# [REQUEST]
Give all of the lines again exactly as they read.

--- START MATERIAL SHOWN ---

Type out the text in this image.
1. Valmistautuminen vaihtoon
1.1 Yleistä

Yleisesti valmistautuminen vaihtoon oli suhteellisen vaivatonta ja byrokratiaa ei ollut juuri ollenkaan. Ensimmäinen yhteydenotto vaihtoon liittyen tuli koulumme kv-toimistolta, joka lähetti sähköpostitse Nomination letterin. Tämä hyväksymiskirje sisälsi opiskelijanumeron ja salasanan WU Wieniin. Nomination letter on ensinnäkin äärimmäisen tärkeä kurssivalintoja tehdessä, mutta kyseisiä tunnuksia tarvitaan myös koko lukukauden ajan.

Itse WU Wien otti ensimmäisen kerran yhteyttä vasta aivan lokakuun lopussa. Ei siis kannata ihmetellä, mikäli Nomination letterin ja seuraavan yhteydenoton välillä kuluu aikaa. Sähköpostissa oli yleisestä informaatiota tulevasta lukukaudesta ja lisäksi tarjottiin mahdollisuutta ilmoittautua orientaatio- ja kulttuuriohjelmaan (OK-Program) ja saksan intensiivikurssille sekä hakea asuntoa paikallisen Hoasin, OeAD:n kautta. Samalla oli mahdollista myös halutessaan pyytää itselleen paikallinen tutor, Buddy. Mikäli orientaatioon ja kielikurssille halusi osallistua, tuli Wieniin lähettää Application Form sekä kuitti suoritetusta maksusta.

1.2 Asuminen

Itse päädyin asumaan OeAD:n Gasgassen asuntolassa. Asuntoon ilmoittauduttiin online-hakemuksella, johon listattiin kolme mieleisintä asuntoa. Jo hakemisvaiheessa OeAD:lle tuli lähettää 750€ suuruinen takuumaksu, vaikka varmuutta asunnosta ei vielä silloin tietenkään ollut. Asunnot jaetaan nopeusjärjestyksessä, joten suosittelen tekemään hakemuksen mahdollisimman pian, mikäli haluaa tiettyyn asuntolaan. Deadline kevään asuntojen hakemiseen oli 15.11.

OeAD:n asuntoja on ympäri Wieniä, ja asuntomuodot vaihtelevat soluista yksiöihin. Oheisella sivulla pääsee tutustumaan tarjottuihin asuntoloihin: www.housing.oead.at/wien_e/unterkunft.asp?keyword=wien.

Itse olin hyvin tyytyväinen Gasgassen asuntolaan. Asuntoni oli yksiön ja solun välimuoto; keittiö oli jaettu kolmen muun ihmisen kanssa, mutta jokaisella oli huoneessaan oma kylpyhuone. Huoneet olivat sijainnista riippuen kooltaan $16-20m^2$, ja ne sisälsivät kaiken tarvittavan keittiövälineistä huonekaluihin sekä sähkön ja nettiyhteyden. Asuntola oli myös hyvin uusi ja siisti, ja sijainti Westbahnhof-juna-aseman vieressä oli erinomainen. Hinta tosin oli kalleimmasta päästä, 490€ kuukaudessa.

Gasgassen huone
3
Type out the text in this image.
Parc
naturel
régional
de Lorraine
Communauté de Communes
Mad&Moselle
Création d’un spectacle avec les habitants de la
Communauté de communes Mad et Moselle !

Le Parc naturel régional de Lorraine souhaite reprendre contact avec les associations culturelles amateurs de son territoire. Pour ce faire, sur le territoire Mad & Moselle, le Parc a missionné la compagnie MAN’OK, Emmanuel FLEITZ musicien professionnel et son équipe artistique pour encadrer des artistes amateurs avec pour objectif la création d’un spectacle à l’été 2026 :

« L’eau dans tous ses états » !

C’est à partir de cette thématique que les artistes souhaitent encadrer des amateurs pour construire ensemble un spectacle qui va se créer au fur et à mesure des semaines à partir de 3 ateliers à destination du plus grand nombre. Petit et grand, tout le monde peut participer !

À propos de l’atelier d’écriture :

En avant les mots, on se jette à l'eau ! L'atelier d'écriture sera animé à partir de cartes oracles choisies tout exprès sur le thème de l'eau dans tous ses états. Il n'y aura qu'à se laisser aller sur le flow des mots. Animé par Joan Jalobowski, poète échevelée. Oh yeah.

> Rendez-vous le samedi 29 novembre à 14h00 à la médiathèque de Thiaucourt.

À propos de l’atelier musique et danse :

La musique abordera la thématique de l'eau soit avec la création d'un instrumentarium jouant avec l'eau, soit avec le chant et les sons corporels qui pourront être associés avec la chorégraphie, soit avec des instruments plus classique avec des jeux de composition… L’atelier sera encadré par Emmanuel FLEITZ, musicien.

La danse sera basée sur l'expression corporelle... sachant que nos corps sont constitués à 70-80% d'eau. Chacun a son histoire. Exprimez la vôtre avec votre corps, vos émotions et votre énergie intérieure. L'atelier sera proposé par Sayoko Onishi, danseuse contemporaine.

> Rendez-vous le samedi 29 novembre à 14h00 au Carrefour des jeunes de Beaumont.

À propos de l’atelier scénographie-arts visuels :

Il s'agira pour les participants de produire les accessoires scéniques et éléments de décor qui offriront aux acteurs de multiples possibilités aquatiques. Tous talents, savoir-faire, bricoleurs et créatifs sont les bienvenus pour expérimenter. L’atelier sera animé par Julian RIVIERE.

--- END MATERIAL SHOWN ---

# [OUTPUT FOR THIS EXERCISE]
Type out the text in this image.
1. Valmistautuminen vaihtoon
1.1 Yleistä

Yleisesti valmistautuminen vaihtoon oli suhteellisen vaivatonta ja byrokratiaa ei ollut juuri ollenkaan. Ensimmäinen yhteydenotto vaihtoon liittyen tuli koulumme kv-toimistolta, joka lähetti sähköpostitse Nomination letterin. Tämä hyväksymiskirje sisälsi opiskelijanumeron ja salasanan WU Wieniin. Nomination letter on ensinnäkin äärimmäisen tärkeä kurssivalintoja tehdessä, mutta kyseisiä tunnuksia tarvitaan myös koko lukukauden ajan.

Itse WU Wien otti ensimmäisen kerran yhteyttä vasta aivan lokakuun lopussa. Ei siis kannata ihmetellä, mikäli Nomination letterin ja seuraavan yhteydenoton välillä kuluu aikaa. Sähköpostissa oli yleisestä informaatiota tulevasta lukukaudesta ja lisäksi tarjottiin mahdollisuutta ilmoittautua orientaatio- ja kulttuuriohjelmaan (OK-Program) ja saksan intensiivikurssille sekä hakea asuntoa paikallisen Hoasin, OeAD:n kautta. Samalla oli mahdollista myös halutessaan pyytää itselleen paikallinen tutor, Buddy. Mikäli orientaatioon ja kielikurssille halusi osallistua, tuli Wieniin lähettää Application Form sekä kuitti suoritetusta maksusta.

1.2 Asuminen

Itse päädyin asumaan OeAD:n Gasgassen asuntolassa. Asuntoon ilmoittauduttiin online-hakemuksella, johon listattiin kolme mieleisintä asuntoa. Jo hakemisvaiheessa OeAD:lle tuli lähettää 750€ suuruinen takuumaksu, vaikka varmuutta asunnosta ei vielä silloin tietenkään ollut. Asunnot jaetaan nopeusjärjestyksessä, joten suosittelen tekemään hakemuksen mahdollisimman pian, mikäli haluaa tiettyyn asuntolaan. Deadline kevään asuntojen hakemiseen oli 15.11.

OeAD:n asuntoja on ympäri Wieniä, ja asuntomuodot vaihtelevat soluista yksiöihin. Oheisella sivulla pääsee tutustumaan tarjottuihin asuntoloihin: www.housing.oead.at/wien_e/unterkunft.asp?keyword=wien.

Itse olin hyvin tyytyväinen Gasgassen asuntolaan. Asuntoni oli yksiön ja solun välimuoto; keittiö oli jaettu kolmen muun ihmisen kanssa, mutta jokaisella oli huoneessaan oma kylpyhuone. Huoneet olivat sijainnista riippuen kooltaan $16-20m^2$, ja ne sisälsivät kaiken tarvittavan keittiövälineistä huonekaluihin sekä sähkön ja nettiyhteyden. Asuntola oli myös hyvin uusi ja siisti, ja sijainti Westbahnhof-juna-aseman vieressä oli erinomainen. Hinta tosin oli kalleimmasta päästä, 490€ kuukaudessa.

Gasgassen huone
3
Type out the text in this image.
Parc
naturel
régional
de Lorraine
Communauté de Communes
Mad&Moselle
Création d’un spectacle avec les habitants de la
Communauté de communes Mad et Moselle !

Le Parc naturel régional de Lorraine souhaite reprendre contact avec les associations culturelles amateurs de son territoire. Pour ce faire, sur le territoire Mad & Moselle, le Parc a missionné la compagnie MAN’OK, Emmanuel FLEITZ musicien professionnel et son équipe artistique pour encadrer des artistes amateurs avec pour objectif la création d’un spectacle à l’été 2026 :

« L’eau dans tous ses états » !

C’est à partir de cette thématique que les artistes souhaitent encadrer des amateurs pour construire ensemble un spectacle qui va se créer au fur et à mesure des semaines à partir de 3 ateliers à destination du plus grand nombre. Petit et grand, tout le monde peut participer !

À propos de l’atelier d’écriture :

En avant les mots, on se jette à l'eau ! L'atelier d'écriture sera animé à partir de cartes oracles choisies tout exprès sur le thème de l'eau dans tous ses états. Il n'y aura qu'à se laisser aller sur le flow des mots. Animé par Joan Jalobowski, poète échevelée. Oh yeah.

> Rendez-vous le samedi 29 novembre à 14h00 à la médiathèque de Thiaucourt.

À propos de l’atelier musique et danse :

La musique abordera la thématique de l'eau soit avec la création d'un instrumentarium jouant avec l'eau, soit avec le chant et les sons corporels qui pourront être associés avec la chorégraphie, soit avec des instruments plus classique avec des jeux de composition… L’atelier sera encadré par Emmanuel FLEITZ, musicien.

La danse sera basée sur l'expression corporelle... sachant que nos corps sont constitués à 70-80% d'eau. Chacun a son histoire. Exprimez la vôtre avec votre corps, vos émotions et votre énergie intérieure. L'atelier sera proposé par Sayoko Onishi, danseuse contemporaine.

> Rendez-vous le samedi 29 novembre à 14h00 au Carrefour des jeunes de Beaumont.

À propos de l’atelier scénographie-arts visuels :

Il s'agira pour les participants de produire les accessoires scéniques et éléments de décor qui offriront aux acteurs de multiples possibilités aquatiques. Tous talents, savoir-faire, bricoleurs et créatifs sont les bienvenus pour expérimenter. L’atelier sera animé par Julian RIVIERE.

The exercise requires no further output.